'''
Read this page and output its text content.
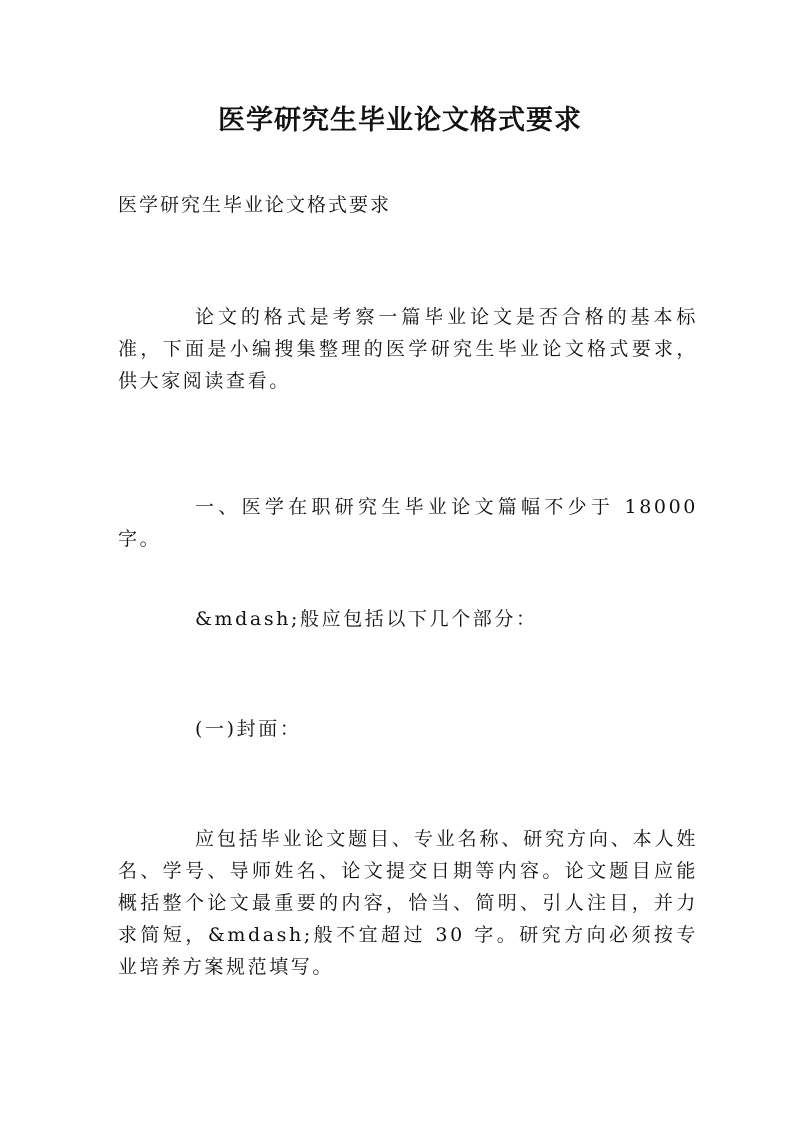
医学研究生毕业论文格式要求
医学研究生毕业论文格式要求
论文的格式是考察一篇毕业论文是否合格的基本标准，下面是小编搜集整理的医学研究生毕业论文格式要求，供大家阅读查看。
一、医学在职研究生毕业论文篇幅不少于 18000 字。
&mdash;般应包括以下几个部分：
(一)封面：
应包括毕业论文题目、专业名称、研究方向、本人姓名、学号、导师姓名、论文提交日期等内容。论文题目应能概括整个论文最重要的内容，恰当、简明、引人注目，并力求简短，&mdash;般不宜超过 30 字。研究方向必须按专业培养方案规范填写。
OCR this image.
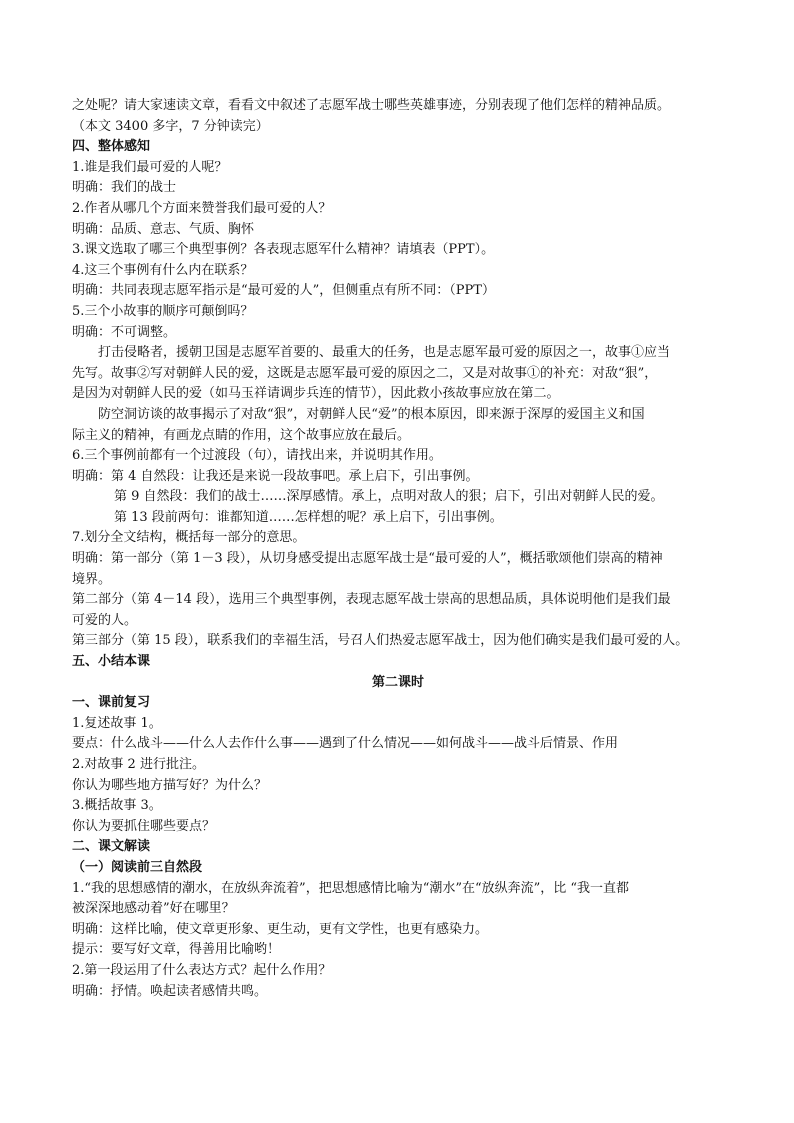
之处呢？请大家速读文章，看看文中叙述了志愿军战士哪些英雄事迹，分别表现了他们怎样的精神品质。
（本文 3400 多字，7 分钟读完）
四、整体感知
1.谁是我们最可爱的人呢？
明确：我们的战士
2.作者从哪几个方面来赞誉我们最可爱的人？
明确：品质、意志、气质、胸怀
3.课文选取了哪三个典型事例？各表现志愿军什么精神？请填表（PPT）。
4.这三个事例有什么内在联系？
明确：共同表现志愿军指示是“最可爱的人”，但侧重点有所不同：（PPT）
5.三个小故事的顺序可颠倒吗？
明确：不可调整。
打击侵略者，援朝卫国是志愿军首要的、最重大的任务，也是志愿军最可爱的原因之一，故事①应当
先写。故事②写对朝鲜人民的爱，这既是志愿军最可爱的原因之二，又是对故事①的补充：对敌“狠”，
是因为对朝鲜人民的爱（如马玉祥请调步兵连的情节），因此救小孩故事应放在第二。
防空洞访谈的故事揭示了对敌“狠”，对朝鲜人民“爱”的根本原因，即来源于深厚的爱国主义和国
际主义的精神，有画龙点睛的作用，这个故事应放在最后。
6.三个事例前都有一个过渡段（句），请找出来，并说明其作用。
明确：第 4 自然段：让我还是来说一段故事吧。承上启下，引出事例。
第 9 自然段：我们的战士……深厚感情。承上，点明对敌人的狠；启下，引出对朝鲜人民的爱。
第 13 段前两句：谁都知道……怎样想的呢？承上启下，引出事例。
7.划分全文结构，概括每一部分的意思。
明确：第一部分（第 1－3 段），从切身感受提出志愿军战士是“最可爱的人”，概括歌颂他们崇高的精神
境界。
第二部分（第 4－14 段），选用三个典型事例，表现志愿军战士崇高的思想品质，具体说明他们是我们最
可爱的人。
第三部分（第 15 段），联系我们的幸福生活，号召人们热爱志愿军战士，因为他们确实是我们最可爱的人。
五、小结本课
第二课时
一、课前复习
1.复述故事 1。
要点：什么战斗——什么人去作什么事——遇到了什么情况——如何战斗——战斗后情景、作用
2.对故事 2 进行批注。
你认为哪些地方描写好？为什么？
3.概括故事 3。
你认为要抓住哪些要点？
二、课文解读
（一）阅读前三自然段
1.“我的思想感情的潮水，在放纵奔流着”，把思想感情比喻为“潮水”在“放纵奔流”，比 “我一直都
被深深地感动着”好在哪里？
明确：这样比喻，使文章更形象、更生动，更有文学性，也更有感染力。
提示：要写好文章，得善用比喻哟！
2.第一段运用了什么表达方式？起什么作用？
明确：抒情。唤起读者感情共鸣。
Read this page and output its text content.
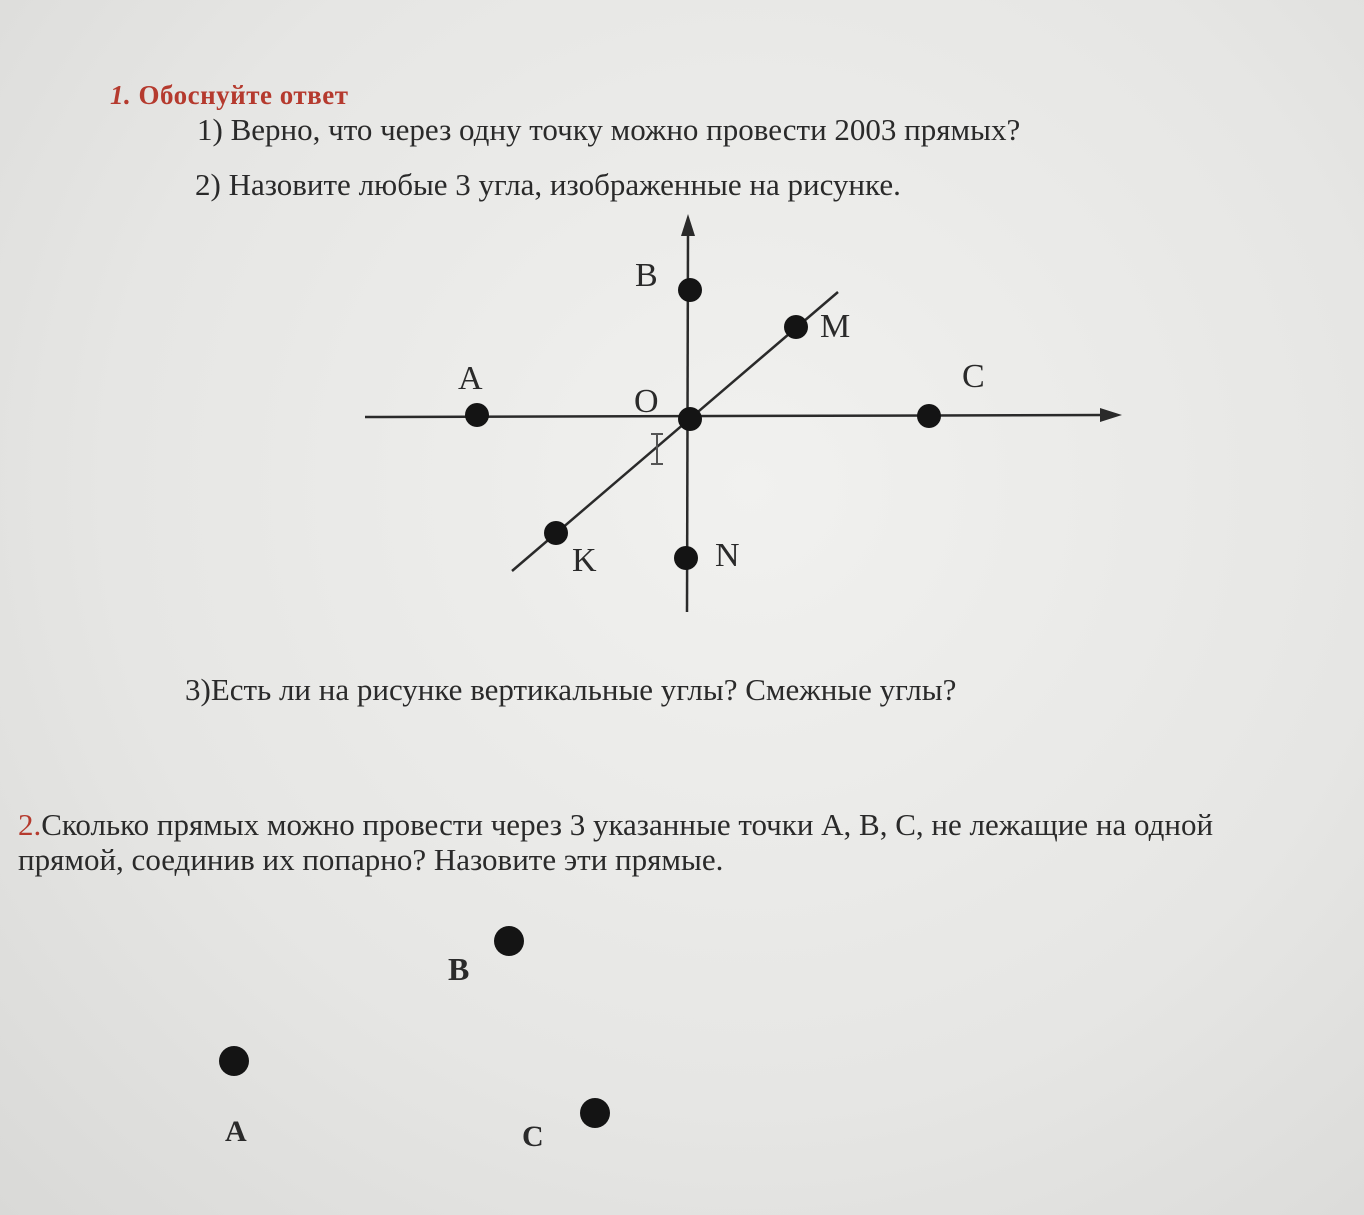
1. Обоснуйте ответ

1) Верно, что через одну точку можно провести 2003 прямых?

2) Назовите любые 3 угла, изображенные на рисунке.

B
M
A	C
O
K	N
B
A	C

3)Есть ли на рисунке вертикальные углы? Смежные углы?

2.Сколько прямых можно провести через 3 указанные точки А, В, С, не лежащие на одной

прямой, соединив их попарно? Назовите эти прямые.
'''
◆ **Set exercise**
Can you repeat every record above exactly, apart from the pictures?

◆ **Result of the task**
Read this page and output its text content.
医学研究生毕业论文格式要求
医学研究生毕业论文格式要求
论文的格式是考察一篇毕业论文是否合格的基本标准，下面是小编搜集整理的医学研究生毕业论文格式要求，供大家阅读查看。
一、医学在职研究生毕业论文篇幅不少于 18000 字。
&mdash;般应包括以下几个部分：
(一)封面：
应包括毕业论文题目、专业名称、研究方向、本人姓名、学号、导师姓名、论文提交日期等内容。论文题目应能概括整个论文最重要的内容，恰当、简明、引人注目，并力求简短，&mdash;般不宜超过 30 字。研究方向必须按专业培养方案规范填写。
OCR this image.
之处呢？请大家速读文章，看看文中叙述了志愿军战士哪些英雄事迹，分别表现了他们怎样的精神品质。
（本文 3400 多字，7 分钟读完）
四、整体感知
1.谁是我们最可爱的人呢？
明确：我们的战士
2.作者从哪几个方面来赞誉我们最可爱的人？
明确：品质、意志、气质、胸怀
3.课文选取了哪三个典型事例？各表现志愿军什么精神？请填表（PPT）。
4.这三个事例有什么内在联系？
明确：共同表现志愿军指示是“最可爱的人”，但侧重点有所不同：（PPT）
5.三个小故事的顺序可颠倒吗？
明确：不可调整。
打击侵略者，援朝卫国是志愿军首要的、最重大的任务，也是志愿军最可爱的原因之一，故事①应当
先写。故事②写对朝鲜人民的爱，这既是志愿军最可爱的原因之二，又是对故事①的补充：对敌“狠”，
是因为对朝鲜人民的爱（如马玉祥请调步兵连的情节），因此救小孩故事应放在第二。
防空洞访谈的故事揭示了对敌“狠”，对朝鲜人民“爱”的根本原因，即来源于深厚的爱国主义和国
际主义的精神，有画龙点睛的作用，这个故事应放在最后。
6.三个事例前都有一个过渡段（句），请找出来，并说明其作用。
明确：第 4 自然段：让我还是来说一段故事吧。承上启下，引出事例。
第 9 自然段：我们的战士……深厚感情。承上，点明对敌人的狠；启下，引出对朝鲜人民的爱。
第 13 段前两句：谁都知道……怎样想的呢？承上启下，引出事例。
7.划分全文结构，概括每一部分的意思。
明确：第一部分（第 1－3 段），从切身感受提出志愿军战士是“最可爱的人”，概括歌颂他们崇高的精神
境界。
第二部分（第 4－14 段），选用三个典型事例，表现志愿军战士崇高的思想品质，具体说明他们是我们最
可爱的人。
第三部分（第 15 段），联系我们的幸福生活，号召人们热爱志愿军战士，因为他们确实是我们最可爱的人。
五、小结本课
第二课时
一、课前复习
1.复述故事 1。
要点：什么战斗——什么人去作什么事——遇到了什么情况——如何战斗——战斗后情景、作用
2.对故事 2 进行批注。
你认为哪些地方描写好？为什么？
3.概括故事 3。
你认为要抓住哪些要点？
二、课文解读
（一）阅读前三自然段
1.“我的思想感情的潮水，在放纵奔流着”，把思想感情比喻为“潮水”在“放纵奔流”，比 “我一直都
被深深地感动着”好在哪里？
明确：这样比喻，使文章更形象、更生动，更有文学性，也更有感染力。
提示：要写好文章，得善用比喻哟！
2.第一段运用了什么表达方式？起什么作用？
明确：抒情。唤起读者感情共鸣。
Read this page and output its text content.
1. Обоснуйте ответ

1) Верно, что через одну точку можно провести 2003 прямых?

2) Назовите любые 3 угла, изображенные на рисунке.

B
M
A	C
O
K	N
B
A	C

3)Есть ли на рисунке вертикальные углы? Смежные углы?

2.Сколько прямых можно провести через 3 указанные точки А, В, С, не лежащие на одной

прямой, соединив их попарно? Назовите эти прямые.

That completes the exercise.